■ **TASK REQUIREMENTS**: Repeat the entire listing exactly.

Records about charts and figures
[start]

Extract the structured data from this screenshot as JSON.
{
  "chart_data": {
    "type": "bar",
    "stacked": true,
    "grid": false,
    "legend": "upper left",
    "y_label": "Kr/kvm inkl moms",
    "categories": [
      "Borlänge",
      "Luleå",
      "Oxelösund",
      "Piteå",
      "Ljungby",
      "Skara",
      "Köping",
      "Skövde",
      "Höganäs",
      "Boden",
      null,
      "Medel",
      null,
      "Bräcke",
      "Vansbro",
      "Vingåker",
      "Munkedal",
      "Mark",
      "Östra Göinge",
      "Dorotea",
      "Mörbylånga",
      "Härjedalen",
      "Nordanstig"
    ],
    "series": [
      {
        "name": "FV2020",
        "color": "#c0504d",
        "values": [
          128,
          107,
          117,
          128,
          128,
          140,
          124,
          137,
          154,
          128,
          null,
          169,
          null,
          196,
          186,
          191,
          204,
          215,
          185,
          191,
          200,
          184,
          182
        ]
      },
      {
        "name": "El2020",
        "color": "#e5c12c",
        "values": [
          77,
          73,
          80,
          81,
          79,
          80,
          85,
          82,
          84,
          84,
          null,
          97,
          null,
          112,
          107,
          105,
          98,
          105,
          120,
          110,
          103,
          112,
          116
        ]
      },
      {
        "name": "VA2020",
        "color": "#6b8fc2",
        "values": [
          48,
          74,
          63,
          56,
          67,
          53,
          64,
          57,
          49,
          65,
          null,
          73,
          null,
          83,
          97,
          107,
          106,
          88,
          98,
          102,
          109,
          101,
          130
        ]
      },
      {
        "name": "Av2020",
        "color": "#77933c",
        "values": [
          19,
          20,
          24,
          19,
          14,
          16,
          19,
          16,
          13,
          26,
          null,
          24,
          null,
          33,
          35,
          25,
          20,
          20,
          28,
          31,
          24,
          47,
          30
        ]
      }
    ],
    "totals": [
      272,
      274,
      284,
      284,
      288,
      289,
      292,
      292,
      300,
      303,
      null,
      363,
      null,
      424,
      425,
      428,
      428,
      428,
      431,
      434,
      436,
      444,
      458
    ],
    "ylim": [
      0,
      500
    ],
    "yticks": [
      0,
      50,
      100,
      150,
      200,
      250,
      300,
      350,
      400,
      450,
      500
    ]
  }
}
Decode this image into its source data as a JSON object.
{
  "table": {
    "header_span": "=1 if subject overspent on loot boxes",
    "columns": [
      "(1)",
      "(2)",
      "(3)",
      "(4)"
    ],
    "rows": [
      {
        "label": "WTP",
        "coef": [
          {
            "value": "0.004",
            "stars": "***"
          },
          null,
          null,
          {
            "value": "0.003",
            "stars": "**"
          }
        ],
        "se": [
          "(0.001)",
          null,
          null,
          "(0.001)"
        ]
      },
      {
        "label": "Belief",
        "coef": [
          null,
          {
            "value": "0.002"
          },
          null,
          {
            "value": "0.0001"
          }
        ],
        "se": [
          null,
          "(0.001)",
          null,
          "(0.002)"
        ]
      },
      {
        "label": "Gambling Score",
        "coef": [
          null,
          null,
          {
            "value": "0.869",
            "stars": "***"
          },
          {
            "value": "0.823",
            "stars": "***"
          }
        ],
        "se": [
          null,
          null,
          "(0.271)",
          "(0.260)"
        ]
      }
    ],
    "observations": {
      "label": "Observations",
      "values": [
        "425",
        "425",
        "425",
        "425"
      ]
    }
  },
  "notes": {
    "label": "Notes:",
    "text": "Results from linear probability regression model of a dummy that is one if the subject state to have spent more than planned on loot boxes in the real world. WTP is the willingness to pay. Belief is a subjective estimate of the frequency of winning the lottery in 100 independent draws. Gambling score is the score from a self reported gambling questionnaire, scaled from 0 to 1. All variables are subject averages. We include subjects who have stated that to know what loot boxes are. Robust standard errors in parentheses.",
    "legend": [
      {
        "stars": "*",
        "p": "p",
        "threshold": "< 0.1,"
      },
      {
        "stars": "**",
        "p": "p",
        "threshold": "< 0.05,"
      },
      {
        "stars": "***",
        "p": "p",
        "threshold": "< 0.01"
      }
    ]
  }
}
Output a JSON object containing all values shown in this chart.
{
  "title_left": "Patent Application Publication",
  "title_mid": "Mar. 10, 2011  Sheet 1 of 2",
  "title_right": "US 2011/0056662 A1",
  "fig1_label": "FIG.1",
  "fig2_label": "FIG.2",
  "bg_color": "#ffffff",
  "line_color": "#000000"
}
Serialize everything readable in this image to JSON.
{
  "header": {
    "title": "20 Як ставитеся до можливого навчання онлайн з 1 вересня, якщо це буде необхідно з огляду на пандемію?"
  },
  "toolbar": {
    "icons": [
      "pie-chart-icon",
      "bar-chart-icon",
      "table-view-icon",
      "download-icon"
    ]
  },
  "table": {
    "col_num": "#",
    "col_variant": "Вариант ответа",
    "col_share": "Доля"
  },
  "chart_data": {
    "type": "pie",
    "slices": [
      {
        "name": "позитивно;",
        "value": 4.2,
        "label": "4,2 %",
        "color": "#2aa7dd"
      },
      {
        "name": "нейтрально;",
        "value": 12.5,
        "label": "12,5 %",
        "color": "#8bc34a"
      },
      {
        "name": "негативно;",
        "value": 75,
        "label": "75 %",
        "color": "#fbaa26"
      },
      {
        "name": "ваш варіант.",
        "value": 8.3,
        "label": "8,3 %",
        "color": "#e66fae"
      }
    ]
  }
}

[end]

■ **ANSWER TO THE EXERCISE**:
Extract the structured data from this screenshot as JSON.
{
  "chart_data": {
    "type": "bar",
    "stacked": true,
    "grid": false,
    "legend": "upper left",
    "y_label": "Kr/kvm inkl moms",
    "categories": [
      "Borlänge",
      "Luleå",
      "Oxelösund",
      "Piteå",
      "Ljungby",
      "Skara",
      "Köping",
      "Skövde",
      "Höganäs",
      "Boden",
      null,
      "Medel",
      null,
      "Bräcke",
      "Vansbro",
      "Vingåker",
      "Munkedal",
      "Mark",
      "Östra Göinge",
      "Dorotea",
      "Mörbylånga",
      "Härjedalen",
      "Nordanstig"
    ],
    "series": [
      {
        "name": "FV2020",
        "color": "#c0504d",
        "values": [
          128,
          107,
          117,
          128,
          128,
          140,
          124,
          137,
          154,
          128,
          null,
          169,
          null,
          196,
          186,
          191,
          204,
          215,
          185,
          191,
          200,
          184,
          182
        ]
      },
      {
        "name": "El2020",
        "color": "#e5c12c",
        "values": [
          77,
          73,
          80,
          81,
          79,
          80,
          85,
          82,
          84,
          84,
          null,
          97,
          null,
          112,
          107,
          105,
          98,
          105,
          120,
          110,
          103,
          112,
          116
        ]
      },
      {
        "name": "VA2020",
        "color": "#6b8fc2",
        "values": [
          48,
          74,
          63,
          56,
          67,
          53,
          64,
          57,
          49,
          65,
          null,
          73,
          null,
          83,
          97,
          107,
          106,
          88,
          98,
          102,
          109,
          101,
          130
        ]
      },
      {
        "name": "Av2020",
        "color": "#77933c",
        "values": [
          19,
          20,
          24,
          19,
          14,
          16,
          19,
          16,
          13,
          26,
          null,
          24,
          null,
          33,
          35,
          25,
          20,
          20,
          28,
          31,
          24,
          47,
          30
        ]
      }
    ],
    "totals": [
      272,
      274,
      284,
      284,
      288,
      289,
      292,
      292,
      300,
      303,
      null,
      363,
      null,
      424,
      425,
      428,
      428,
      428,
      431,
      434,
      436,
      444,
      458
    ],
    "ylim": [
      0,
      500
    ],
    "yticks": [
      0,
      50,
      100,
      150,
      200,
      250,
      300,
      350,
      400,
      450,
      500
    ]
  }
}
Decode this image into its source data as a JSON object.
{
  "table": {
    "header_span": "=1 if subject overspent on loot boxes",
    "columns": [
      "(1)",
      "(2)",
      "(3)",
      "(4)"
    ],
    "rows": [
      {
        "label": "WTP",
        "coef": [
          {
            "value": "0.004",
            "stars": "***"
          },
          null,
          null,
          {
            "value": "0.003",
            "stars": "**"
          }
        ],
        "se": [
          "(0.001)",
          null,
          null,
          "(0.001)"
        ]
      },
      {
        "label": "Belief",
        "coef": [
          null,
          {
            "value": "0.002"
          },
          null,
          {
            "value": "0.0001"
          }
        ],
        "se": [
          null,
          "(0.001)",
          null,
          "(0.002)"
        ]
      },
      {
        "label": "Gambling Score",
        "coef": [
          null,
          null,
          {
            "value": "0.869",
            "stars": "***"
          },
          {
            "value": "0.823",
            "stars": "***"
          }
        ],
        "se": [
          null,
          null,
          "(0.271)",
          "(0.260)"
        ]
      }
    ],
    "observations": {
      "label": "Observations",
      "values": [
        "425",
        "425",
        "425",
        "425"
      ]
    }
  },
  "notes": {
    "label": "Notes:",
    "text": "Results from linear probability regression model of a dummy that is one if the subject state to have spent more than planned on loot boxes in the real world. WTP is the willingness to pay. Belief is a subjective estimate of the frequency of winning the lottery in 100 independent draws. Gambling score is the score from a self reported gambling questionnaire, scaled from 0 to 1. All variables are subject averages. We include subjects who have stated that to know what loot boxes are. Robust standard errors in parentheses.",
    "legend": [
      {
        "stars": "*",
        "p": "p",
        "threshold": "< 0.1,"
      },
      {
        "stars": "**",
        "p": "p",
        "threshold": "< 0.05,"
      },
      {
        "stars": "***",
        "p": "p",
        "threshold": "< 0.01"
      }
    ]
  }
}
Output a JSON object containing all values shown in this chart.
{
  "title_left": "Patent Application Publication",
  "title_mid": "Mar. 10, 2011  Sheet 1 of 2",
  "title_right": "US 2011/0056662 A1",
  "fig1_label": "FIG.1",
  "fig2_label": "FIG.2",
  "bg_color": "#ffffff",
  "line_color": "#000000"
}
Serialize everything readable in this image to JSON.
{
  "header": {
    "title": "20 Як ставитеся до можливого навчання онлайн з 1 вересня, якщо це буде необхідно з огляду на пандемію?"
  },
  "toolbar": {
    "icons": [
      "pie-chart-icon",
      "bar-chart-icon",
      "table-view-icon",
      "download-icon"
    ]
  },
  "table": {
    "col_num": "#",
    "col_variant": "Вариант ответа",
    "col_share": "Доля"
  },
  "chart_data": {
    "type": "pie",
    "slices": [
      {
        "name": "позитивно;",
        "value": 4.2,
        "label": "4,2 %",
        "color": "#2aa7dd"
      },
      {
        "name": "нейтрально;",
        "value": 12.5,
        "label": "12,5 %",
        "color": "#8bc34a"
      },
      {
        "name": "негативно;",
        "value": 75,
        "label": "75 %",
        "color": "#fbaa26"
      },
      {
        "name": "ваш варіант.",
        "value": 8.3,
        "label": "8,3 %",
        "color": "#e66fae"
      }
    ]
  }
}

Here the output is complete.